→ **Aim of the task**
Transcribe all the entries word for word, omitting any pictures they contain.

[Items listed in a dataset]
-.-.-

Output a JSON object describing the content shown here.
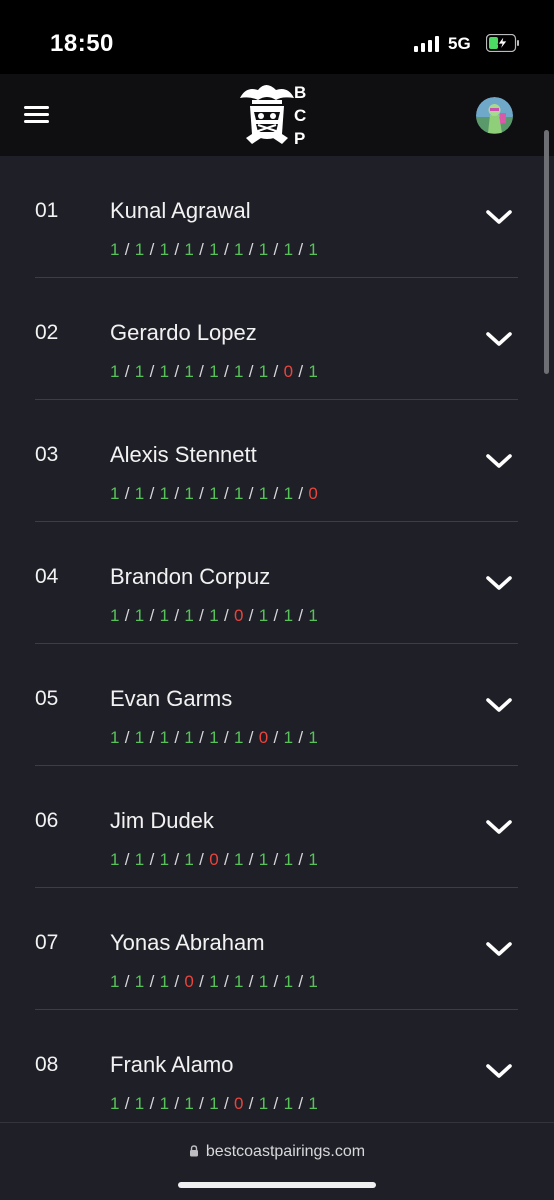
{
  "status_bar": {
    "time": "18:50",
    "network": "5G",
    "icons": [
      "signal-icon",
      "battery-charging-icon"
    ]
  },
  "header": {
    "menu_icon": "hamburger-menu-icon",
    "logo_icon": "bcp-pirate-logo-icon",
    "logo_letters": [
      "B",
      "C",
      "P"
    ],
    "avatar_icon": "user-avatar-icon"
  },
  "colors": {
    "win": "#58c25a",
    "loss": "#e8453c",
    "background": "#1f1f27",
    "header_bg": "#0f0f12"
  },
  "players": [
    {
      "rank": "01",
      "name": "Kunal Agrawal",
      "results": [
        "1",
        "1",
        "1",
        "1",
        "1",
        "1",
        "1",
        "1",
        "1"
      ]
    },
    {
      "rank": "02",
      "name": "Gerardo Lopez",
      "results": [
        "1",
        "1",
        "1",
        "1",
        "1",
        "1",
        "1",
        "0",
        "1"
      ]
    },
    {
      "rank": "03",
      "name": "Alexis Stennett",
      "results": [
        "1",
        "1",
        "1",
        "1",
        "1",
        "1",
        "1",
        "1",
        "0"
      ]
    },
    {
      "rank": "04",
      "name": "Brandon Corpuz",
      "results": [
        "1",
        "1",
        "1",
        "1",
        "1",
        "0",
        "1",
        "1",
        "1"
      ]
    },
    {
      "rank": "05",
      "name": "Evan Garms",
      "results": [
        "1",
        "1",
        "1",
        "1",
        "1",
        "1",
        "0",
        "1",
        "1"
      ]
    },
    {
      "rank": "06",
      "name": "Jim Dudek",
      "results": [
        "1",
        "1",
        "1",
        "1",
        "0",
        "1",
        "1",
        "1",
        "1"
      ]
    },
    {
      "rank": "07",
      "name": "Yonas Abraham",
      "results": [
        "1",
        "1",
        "1",
        "0",
        "1",
        "1",
        "1",
        "1",
        "1"
      ]
    },
    {
      "rank": "08",
      "name": "Frank Alamo",
      "results": [
        "1",
        "1",
        "1",
        "1",
        "1",
        "0",
        "1",
        "1",
        "1"
      ]
    }
  ],
  "row_icon": "chevron-down-icon",
  "url_bar": {
    "lock_icon": "lock-icon",
    "url": "bestcoastpairings.com"
  }
}
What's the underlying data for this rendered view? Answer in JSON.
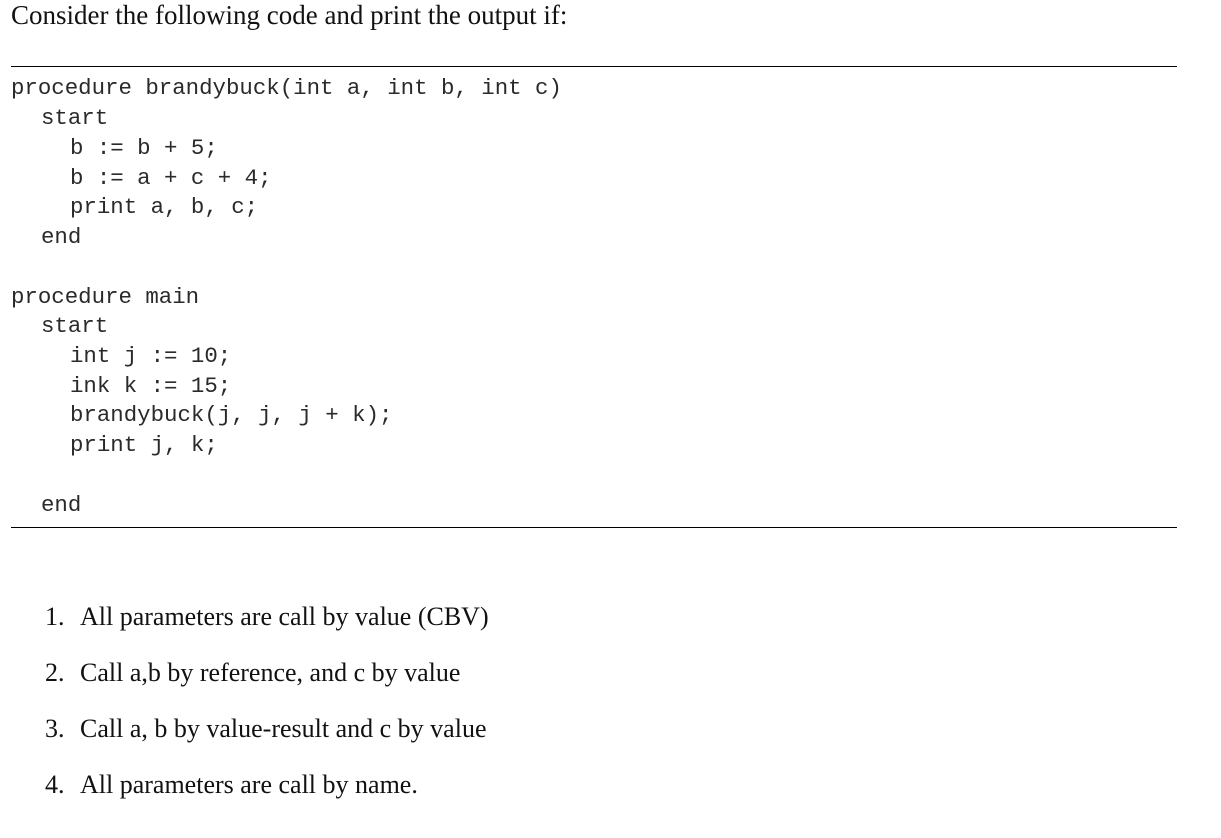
{
  "document": {
    "intro": "Consider the following code and print the output if:",
    "code": {
      "procedure_brandybuck": [
        {
          "indent": 0,
          "text": "procedure brandybuck(int a, int b, int c)"
        },
        {
          "indent": 1,
          "text": "start"
        },
        {
          "indent": 2,
          "text": "b := b + 5;"
        },
        {
          "indent": 2,
          "text": "b := a + c + 4;"
        },
        {
          "indent": 2,
          "text": "print a, b, c;"
        },
        {
          "indent": 1,
          "text": "end"
        }
      ],
      "procedure_main": [
        {
          "indent": 0,
          "text": "procedure main"
        },
        {
          "indent": 1,
          "text": "start"
        },
        {
          "indent": 2,
          "text": "int j := 10;"
        },
        {
          "indent": 2,
          "text": "ink k := 15;"
        },
        {
          "indent": 2,
          "text": "brandybuck(j, j, j + k);"
        },
        {
          "indent": 2,
          "text": "print j, k;"
        },
        {
          "indent": 0,
          "text": ""
        },
        {
          "indent": 1,
          "text": "end"
        }
      ]
    },
    "options": [
      {
        "number": "1.",
        "text": "All parameters are call by value (CBV)"
      },
      {
        "number": "2.",
        "text": "Call a,b by reference, and c by value"
      },
      {
        "number": "3.",
        "text": "Call a, b by value-result and c by value"
      },
      {
        "number": "4.",
        "text": "All parameters are call by name."
      }
    ]
  }
}
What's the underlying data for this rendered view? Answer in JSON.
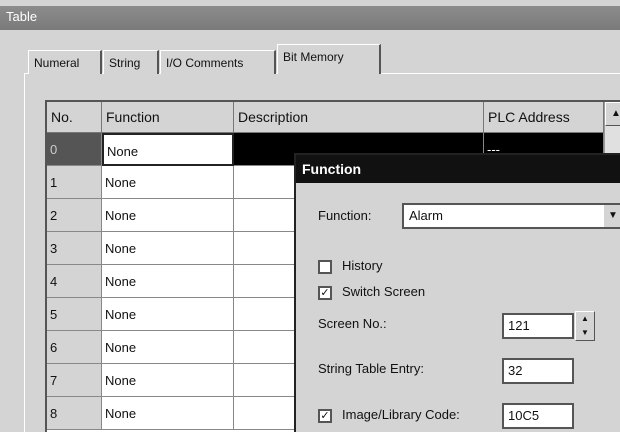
{
  "window": {
    "title": "Table"
  },
  "tabs": [
    {
      "label": "Numeral"
    },
    {
      "label": "String"
    },
    {
      "label": "I/O Comments"
    },
    {
      "label": "Bit Memory",
      "active": true
    }
  ],
  "table": {
    "columns": [
      "No.",
      "Function",
      "Description",
      "PLC Address"
    ],
    "rows": [
      {
        "no": "0",
        "function": "None",
        "address": "---",
        "selected": true
      },
      {
        "no": "1",
        "function": "None"
      },
      {
        "no": "2",
        "function": "None"
      },
      {
        "no": "3",
        "function": "None"
      },
      {
        "no": "4",
        "function": "None"
      },
      {
        "no": "5",
        "function": "None"
      },
      {
        "no": "6",
        "function": "None"
      },
      {
        "no": "7",
        "function": "None"
      },
      {
        "no": "8",
        "function": "None"
      }
    ]
  },
  "dialog": {
    "title": "Function",
    "function_label": "Function:",
    "function_value": "Alarm",
    "history_label": "History",
    "history_checked": false,
    "switch_label": "Switch Screen",
    "switch_checked": true,
    "screen_no_label": "Screen No.:",
    "screen_no_value": "121",
    "string_table_label": "String Table Entry:",
    "string_table_value": "32",
    "image_lib_label": "Image/Library Code:",
    "image_lib_checked": true,
    "image_lib_value": "10C5"
  },
  "icons": {
    "dropdown": "chevron-down-icon",
    "spin_up": "arrow-up-icon",
    "spin_down": "arrow-down-icon",
    "check": "check-icon"
  }
}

-.-.-

→ **Final answer**
Output a JSON object describing the content shown here.
{
  "status_bar": {
    "time": "18:50",
    "network": "5G",
    "icons": [
      "signal-icon",
      "battery-charging-icon"
    ]
  },
  "header": {
    "menu_icon": "hamburger-menu-icon",
    "logo_icon": "bcp-pirate-logo-icon",
    "logo_letters": [
      "B",
      "C",
      "P"
    ],
    "avatar_icon": "user-avatar-icon"
  },
  "colors": {
    "win": "#58c25a",
    "loss": "#e8453c",
    "background": "#1f1f27",
    "header_bg": "#0f0f12"
  },
  "players": [
    {
      "rank": "01",
      "name": "Kunal Agrawal",
      "results": [
        "1",
        "1",
        "1",
        "1",
        "1",
        "1",
        "1",
        "1",
        "1"
      ]
    },
    {
      "rank": "02",
      "name": "Gerardo Lopez",
      "results": [
        "1",
        "1",
        "1",
        "1",
        "1",
        "1",
        "1",
        "0",
        "1"
      ]
    },
    {
      "rank": "03",
      "name": "Alexis Stennett",
      "results": [
        "1",
        "1",
        "1",
        "1",
        "1",
        "1",
        "1",
        "1",
        "0"
      ]
    },
    {
      "rank": "04",
      "name": "Brandon Corpuz",
      "results": [
        "1",
        "1",
        "1",
        "1",
        "1",
        "0",
        "1",
        "1",
        "1"
      ]
    },
    {
      "rank": "05",
      "name": "Evan Garms",
      "results": [
        "1",
        "1",
        "1",
        "1",
        "1",
        "1",
        "0",
        "1",
        "1"
      ]
    },
    {
      "rank": "06",
      "name": "Jim Dudek",
      "results": [
        "1",
        "1",
        "1",
        "1",
        "0",
        "1",
        "1",
        "1",
        "1"
      ]
    },
    {
      "rank": "07",
      "name": "Yonas Abraham",
      "results": [
        "1",
        "1",
        "1",
        "0",
        "1",
        "1",
        "1",
        "1",
        "1"
      ]
    },
    {
      "rank": "08",
      "name": "Frank Alamo",
      "results": [
        "1",
        "1",
        "1",
        "1",
        "1",
        "0",
        "1",
        "1",
        "1"
      ]
    }
  ],
  "row_icon": "chevron-down-icon",
  "url_bar": {
    "lock_icon": "lock-icon",
    "url": "bestcoastpairings.com"
  }
}
What's the underlying data for this rendered view? Answer in JSON.
{
  "document": {
    "intro": "Consider the following code and print the output if:",
    "code": {
      "procedure_brandybuck": [
        {
          "indent": 0,
          "text": "procedure brandybuck(int a, int b, int c)"
        },
        {
          "indent": 1,
          "text": "start"
        },
        {
          "indent": 2,
          "text": "b := b + 5;"
        },
        {
          "indent": 2,
          "text": "b := a + c + 4;"
        },
        {
          "indent": 2,
          "text": "print a, b, c;"
        },
        {
          "indent": 1,
          "text": "end"
        }
      ],
      "procedure_main": [
        {
          "indent": 0,
          "text": "procedure main"
        },
        {
          "indent": 1,
          "text": "start"
        },
        {
          "indent": 2,
          "text": "int j := 10;"
        },
        {
          "indent": 2,
          "text": "ink k := 15;"
        },
        {
          "indent": 2,
          "text": "brandybuck(j, j, j + k);"
        },
        {
          "indent": 2,
          "text": "print j, k;"
        },
        {
          "indent": 0,
          "text": ""
        },
        {
          "indent": 1,
          "text": "end"
        }
      ]
    },
    "options": [
      {
        "number": "1.",
        "text": "All parameters are call by value (CBV)"
      },
      {
        "number": "2.",
        "text": "Call a,b by reference, and c by value"
      },
      {
        "number": "3.",
        "text": "Call a, b by value-result and c by value"
      },
      {
        "number": "4.",
        "text": "All parameters are call by name."
      }
    ]
  }
}
What's the underlying data for this rendered view? Answer in JSON.
{
  "window": {
    "title": "Table"
  },
  "tabs": [
    {
      "label": "Numeral"
    },
    {
      "label": "String"
    },
    {
      "label": "I/O Comments"
    },
    {
      "label": "Bit Memory",
      "active": true
    }
  ],
  "table": {
    "columns": [
      "No.",
      "Function",
      "Description",
      "PLC Address"
    ],
    "rows": [
      {
        "no": "0",
        "function": "None",
        "address": "---",
        "selected": true
      },
      {
        "no": "1",
        "function": "None"
      },
      {
        "no": "2",
        "function": "None"
      },
      {
        "no": "3",
        "function": "None"
      },
      {
        "no": "4",
        "function": "None"
      },
      {
        "no": "5",
        "function": "None"
      },
      {
        "no": "6",
        "function": "None"
      },
      {
        "no": "7",
        "function": "None"
      },
      {
        "no": "8",
        "function": "None"
      }
    ]
  },
  "dialog": {
    "title": "Function",
    "function_label": "Function:",
    "function_value": "Alarm",
    "history_label": "History",
    "history_checked": false,
    "switch_label": "Switch Screen",
    "switch_checked": true,
    "screen_no_label": "Screen No.:",
    "screen_no_value": "121",
    "string_table_label": "String Table Entry:",
    "string_table_value": "32",
    "image_lib_label": "Image/Library Code:",
    "image_lib_checked": true,
    "image_lib_value": "10C5"
  },
  "icons": {
    "dropdown": "chevron-down-icon",
    "spin_up": "arrow-up-icon",
    "spin_down": "arrow-down-icon",
    "check": "check-icon"
  }
}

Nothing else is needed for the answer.